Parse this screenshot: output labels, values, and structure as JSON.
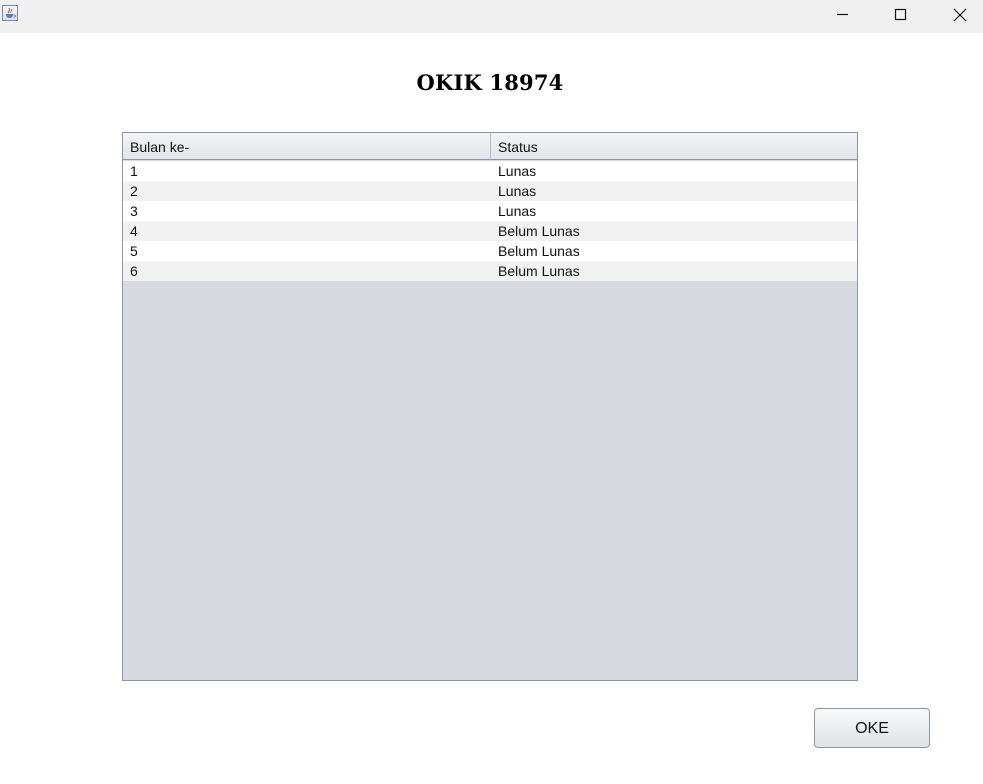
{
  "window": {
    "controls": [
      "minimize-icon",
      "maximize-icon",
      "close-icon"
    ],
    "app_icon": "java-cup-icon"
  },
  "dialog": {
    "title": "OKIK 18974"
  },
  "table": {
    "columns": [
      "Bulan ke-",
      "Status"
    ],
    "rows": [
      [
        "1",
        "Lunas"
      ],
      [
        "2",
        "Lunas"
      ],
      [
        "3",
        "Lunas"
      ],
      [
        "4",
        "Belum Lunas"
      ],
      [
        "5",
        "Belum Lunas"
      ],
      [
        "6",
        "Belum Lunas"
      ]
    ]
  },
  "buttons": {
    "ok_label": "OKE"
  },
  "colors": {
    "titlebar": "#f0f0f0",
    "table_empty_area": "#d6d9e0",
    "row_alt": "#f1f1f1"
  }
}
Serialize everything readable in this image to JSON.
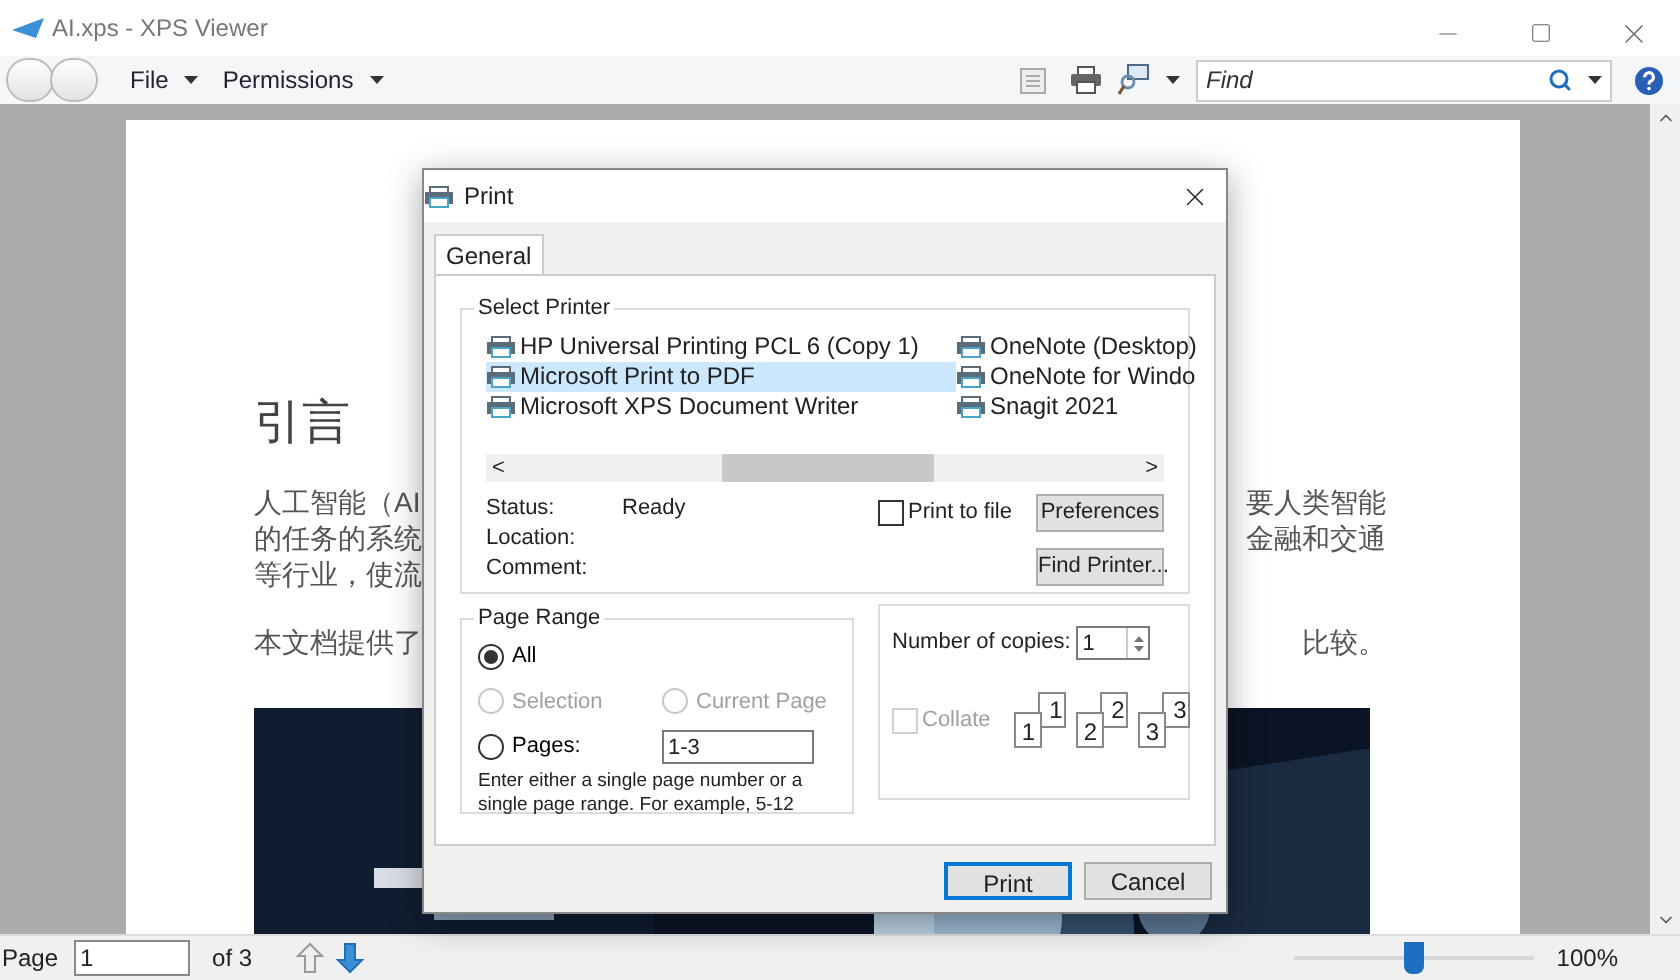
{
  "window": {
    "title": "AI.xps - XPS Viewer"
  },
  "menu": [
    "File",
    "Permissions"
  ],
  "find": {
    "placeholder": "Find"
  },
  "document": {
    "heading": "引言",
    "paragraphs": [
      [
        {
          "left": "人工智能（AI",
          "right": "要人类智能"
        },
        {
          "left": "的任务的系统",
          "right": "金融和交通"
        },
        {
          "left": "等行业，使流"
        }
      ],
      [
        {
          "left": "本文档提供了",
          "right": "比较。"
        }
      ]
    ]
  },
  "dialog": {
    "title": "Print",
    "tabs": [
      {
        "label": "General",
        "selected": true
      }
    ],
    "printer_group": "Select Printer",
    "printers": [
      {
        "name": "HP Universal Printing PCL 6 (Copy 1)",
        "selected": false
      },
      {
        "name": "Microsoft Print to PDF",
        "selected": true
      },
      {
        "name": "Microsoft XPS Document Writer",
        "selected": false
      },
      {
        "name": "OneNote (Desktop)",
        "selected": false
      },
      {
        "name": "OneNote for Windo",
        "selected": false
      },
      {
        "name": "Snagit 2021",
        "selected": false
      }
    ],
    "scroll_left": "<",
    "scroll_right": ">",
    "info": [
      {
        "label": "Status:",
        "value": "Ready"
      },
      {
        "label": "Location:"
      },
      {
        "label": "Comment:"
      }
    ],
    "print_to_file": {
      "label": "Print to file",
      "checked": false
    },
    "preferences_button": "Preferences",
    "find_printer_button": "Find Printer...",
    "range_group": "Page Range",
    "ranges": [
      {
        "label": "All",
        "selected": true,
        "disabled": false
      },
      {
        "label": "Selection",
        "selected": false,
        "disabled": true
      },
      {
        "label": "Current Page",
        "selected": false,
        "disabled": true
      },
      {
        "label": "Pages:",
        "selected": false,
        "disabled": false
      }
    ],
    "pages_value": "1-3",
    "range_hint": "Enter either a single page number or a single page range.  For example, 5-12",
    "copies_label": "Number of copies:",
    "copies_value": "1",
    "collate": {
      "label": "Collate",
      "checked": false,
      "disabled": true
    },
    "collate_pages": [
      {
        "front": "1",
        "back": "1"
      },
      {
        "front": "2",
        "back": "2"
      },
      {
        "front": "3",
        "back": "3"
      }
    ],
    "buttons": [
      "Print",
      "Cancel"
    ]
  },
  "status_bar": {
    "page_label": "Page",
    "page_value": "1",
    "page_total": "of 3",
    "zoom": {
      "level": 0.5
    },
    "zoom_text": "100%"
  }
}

» TASK DESCRIPTION
Reproduce the data verbatim. Do not carry any picture into the copy.

» EXERCISE RESPONSE
Parse this screenshot: output labels, values, and structure as JSON.
{
  "window": {
    "controls": [
      "minimize-icon",
      "maximize-icon",
      "close-icon"
    ],
    "app_icon": "java-cup-icon"
  },
  "dialog": {
    "title": "OKIK 18974"
  },
  "table": {
    "columns": [
      "Bulan ke-",
      "Status"
    ],
    "rows": [
      [
        "1",
        "Lunas"
      ],
      [
        "2",
        "Lunas"
      ],
      [
        "3",
        "Lunas"
      ],
      [
        "4",
        "Belum Lunas"
      ],
      [
        "5",
        "Belum Lunas"
      ],
      [
        "6",
        "Belum Lunas"
      ]
    ]
  },
  "buttons": {
    "ok_label": "OKE"
  },
  "colors": {
    "titlebar": "#f0f0f0",
    "table_empty_area": "#d6d9e0",
    "row_alt": "#f1f1f1"
  }
}
Serialize everything readable in this image to JSON.
{
  "window": {
    "title": "AI.xps - XPS Viewer"
  },
  "menu": [
    "File",
    "Permissions"
  ],
  "find": {
    "placeholder": "Find"
  },
  "document": {
    "heading": "引言",
    "paragraphs": [
      [
        {
          "left": "人工智能（AI",
          "right": "要人类智能"
        },
        {
          "left": "的任务的系统",
          "right": "金融和交通"
        },
        {
          "left": "等行业，使流"
        }
      ],
      [
        {
          "left": "本文档提供了",
          "right": "比较。"
        }
      ]
    ]
  },
  "dialog": {
    "title": "Print",
    "tabs": [
      {
        "label": "General",
        "selected": true
      }
    ],
    "printer_group": "Select Printer",
    "printers": [
      {
        "name": "HP Universal Printing PCL 6 (Copy 1)",
        "selected": false
      },
      {
        "name": "Microsoft Print to PDF",
        "selected": true
      },
      {
        "name": "Microsoft XPS Document Writer",
        "selected": false
      },
      {
        "name": "OneNote (Desktop)",
        "selected": false
      },
      {
        "name": "OneNote for Windo",
        "selected": false
      },
      {
        "name": "Snagit 2021",
        "selected": false
      }
    ],
    "scroll_left": "<",
    "scroll_right": ">",
    "info": [
      {
        "label": "Status:",
        "value": "Ready"
      },
      {
        "label": "Location:"
      },
      {
        "label": "Comment:"
      }
    ],
    "print_to_file": {
      "label": "Print to file",
      "checked": false
    },
    "preferences_button": "Preferences",
    "find_printer_button": "Find Printer...",
    "range_group": "Page Range",
    "ranges": [
      {
        "label": "All",
        "selected": true,
        "disabled": false
      },
      {
        "label": "Selection",
        "selected": false,
        "disabled": true
      },
      {
        "label": "Current Page",
        "selected": false,
        "disabled": true
      },
      {
        "label": "Pages:",
        "selected": false,
        "disabled": false
      }
    ],
    "pages_value": "1-3",
    "range_hint": "Enter either a single page number or a single page range.  For example, 5-12",
    "copies_label": "Number of copies:",
    "copies_value": "1",
    "collate": {
      "label": "Collate",
      "checked": false,
      "disabled": true
    },
    "collate_pages": [
      {
        "front": "1",
        "back": "1"
      },
      {
        "front": "2",
        "back": "2"
      },
      {
        "front": "3",
        "back": "3"
      }
    ],
    "buttons": [
      "Print",
      "Cancel"
    ]
  },
  "status_bar": {
    "page_label": "Page",
    "page_value": "1",
    "page_total": "of 3",
    "zoom": {
      "level": 0.5
    },
    "zoom_text": "100%"
  }
}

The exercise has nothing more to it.